• Given exercise
Scan the lines below; pull out those with "began".
------------------------------
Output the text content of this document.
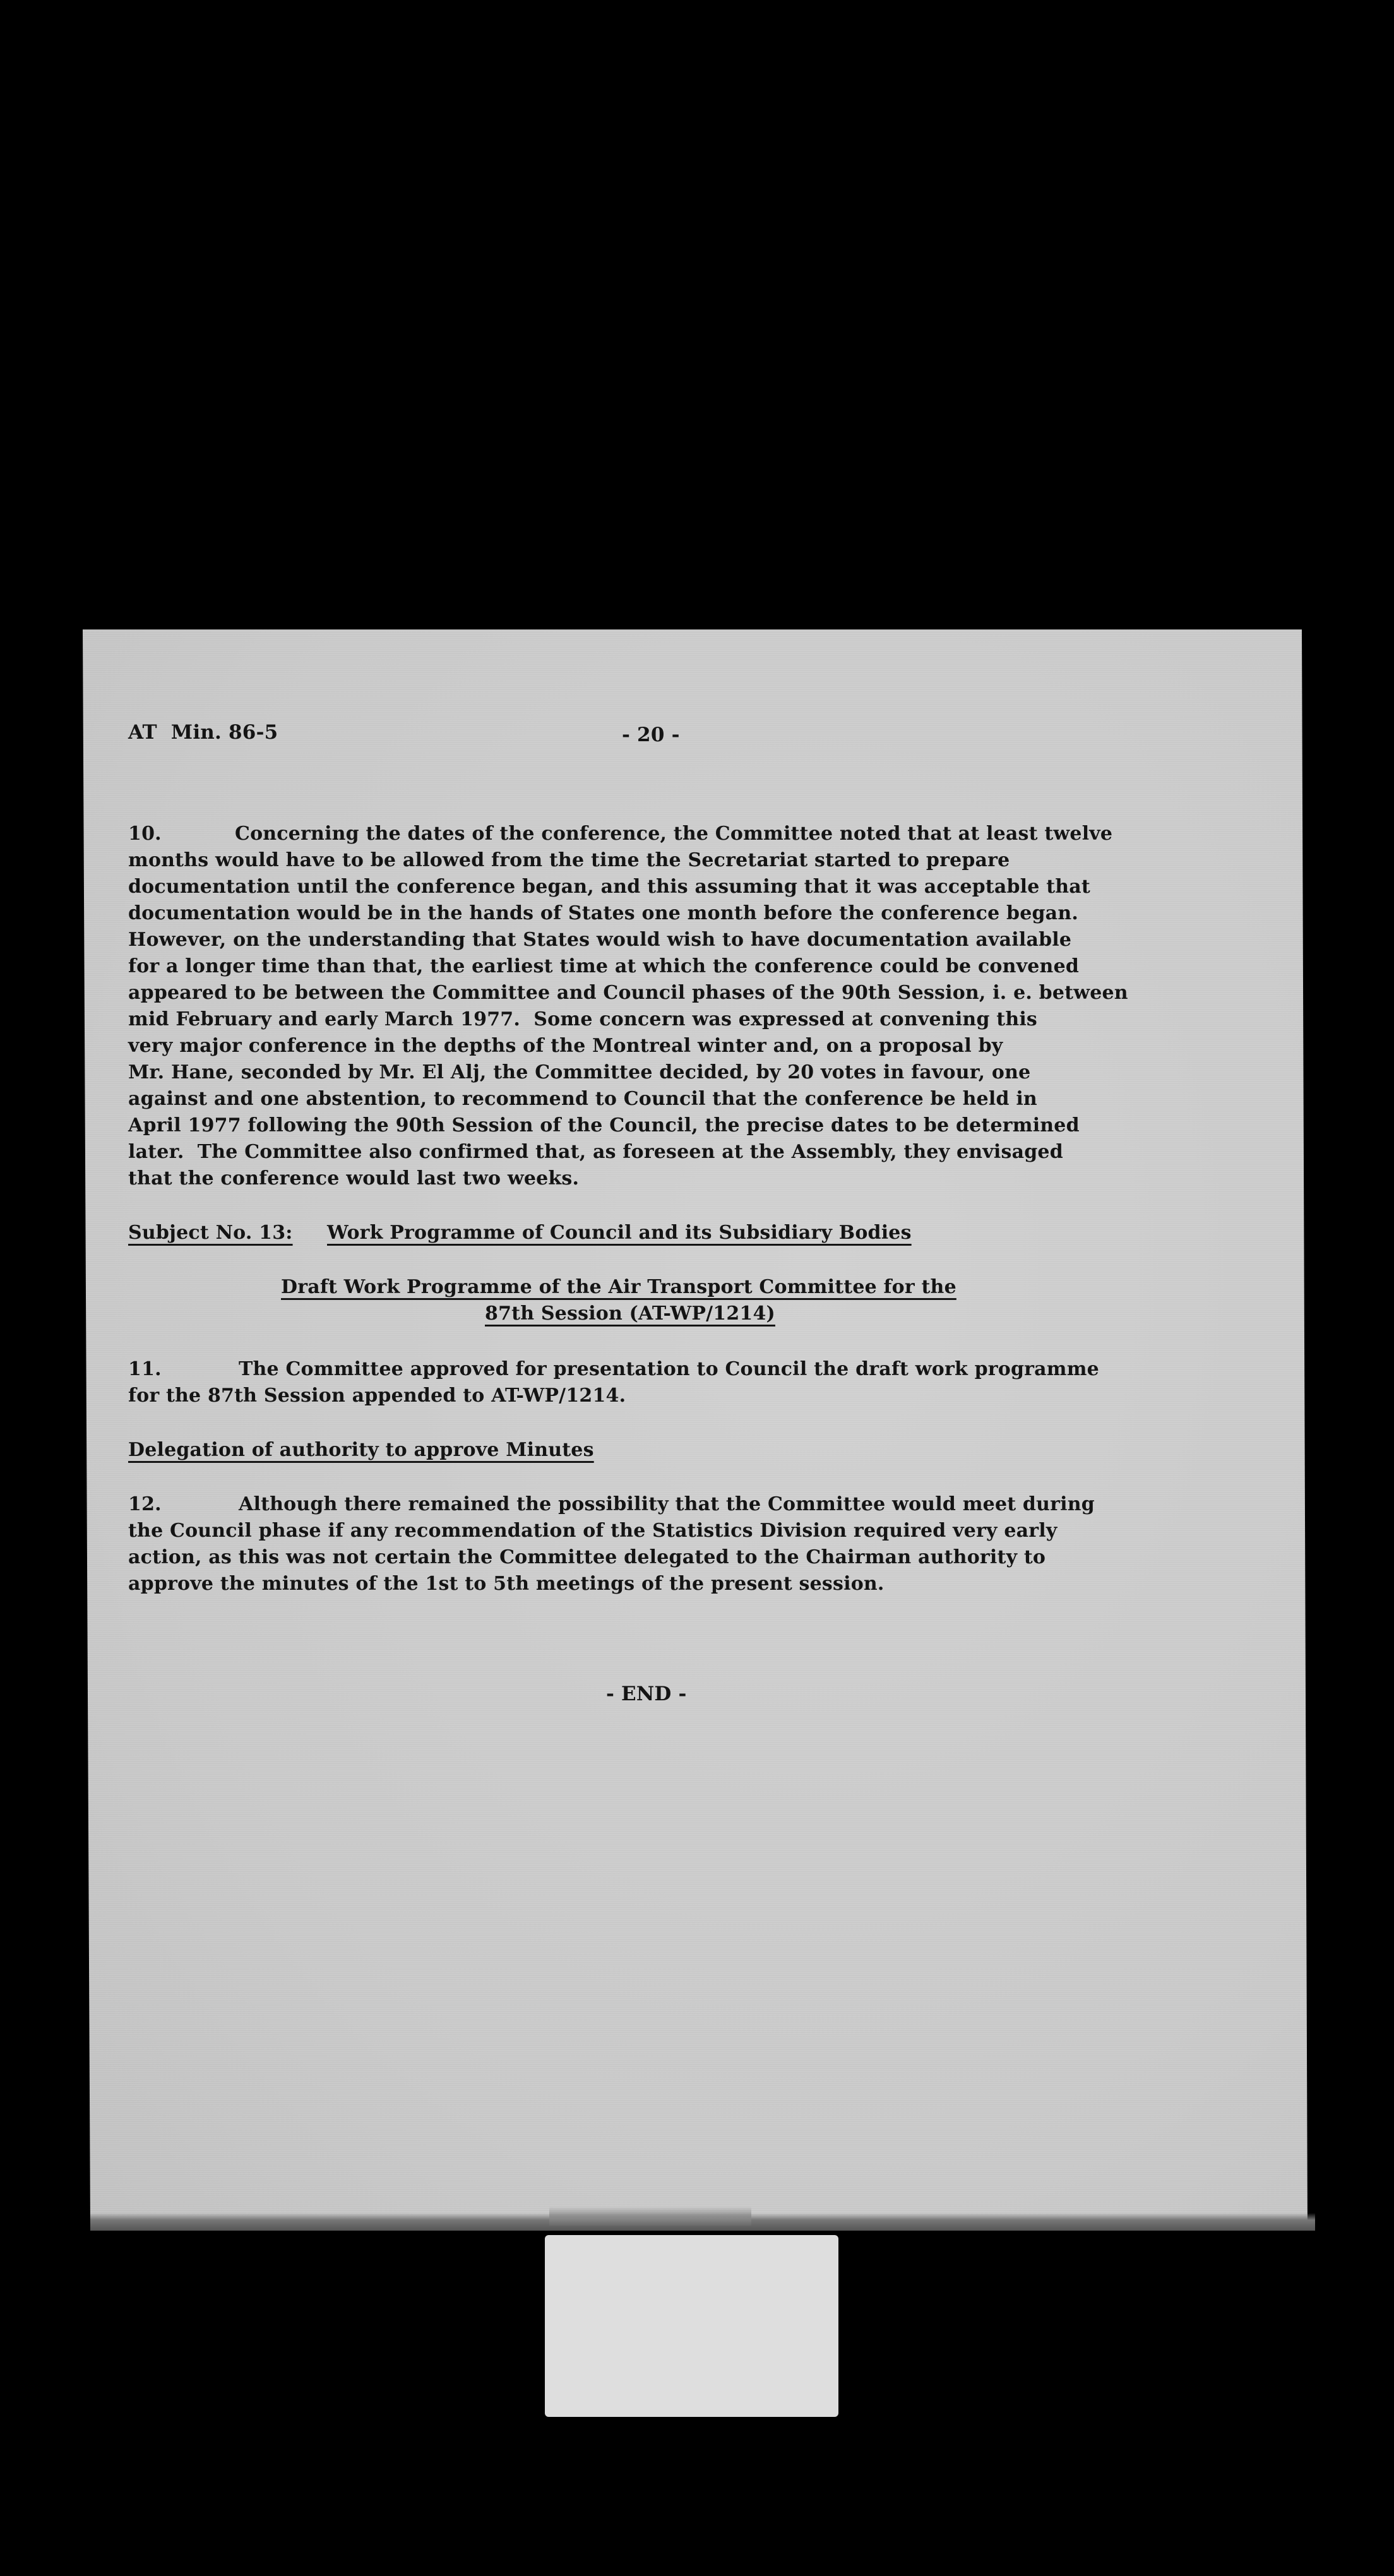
AT  Min. 86-5	- 20 -
10.	Concerning the dates of the conference, the Committee noted that at least twelve
months would have to be allowed from the time the Secretariat started to prepare
documentation until the conference began, and this assuming that it was acceptable that
documentation would be in the hands of States one month before the conference began.
However, on the understanding that States would wish to have documentation available
for a longer time than that, the earliest time at which the conference could be convened
appeared to be between the Committee and Council phases of the 90th Session, i. e. between
mid February and early March 1977.  Some concern was expressed at convening this
very major conference in the depths of the Montreal winter and, on a proposal by
Mr. Hane, seconded by Mr. El Alj, the Committee decided, by 20 votes in favour, one
against and one abstention, to recommend to Council that the conference be held in
April 1977 following the 90th Session of the Council, the precise dates to be determined
later.  The Committee also confirmed that, as foreseen at the Assembly, they envisaged
that the conference would last two weeks.
Subject No. 13: Work Programme of Council and its Subsidiary Bodies
Draft Work Programme of the Air Transport Committee for the
87th Session (AT-WP/1214)
11.	The Committee approved for presentation to Council the draft work programme
for the 87th Session appended to AT-WP/1214.
Delegation of authority to approve Minutes
12.	Although there remained the possibility that the Committee would meet during
the Council phase if any recommendation of the Statistics Division required very early
action, as this was not certain the Committee delegated to the Chairman authority to
approve the minutes of the 1st to 5th meetings of the present session.
- END -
------------------------------
• Task result
documentation until the conference began, and this assuming that it was acceptable that
documentation would be in the hands of States one month before the conference began.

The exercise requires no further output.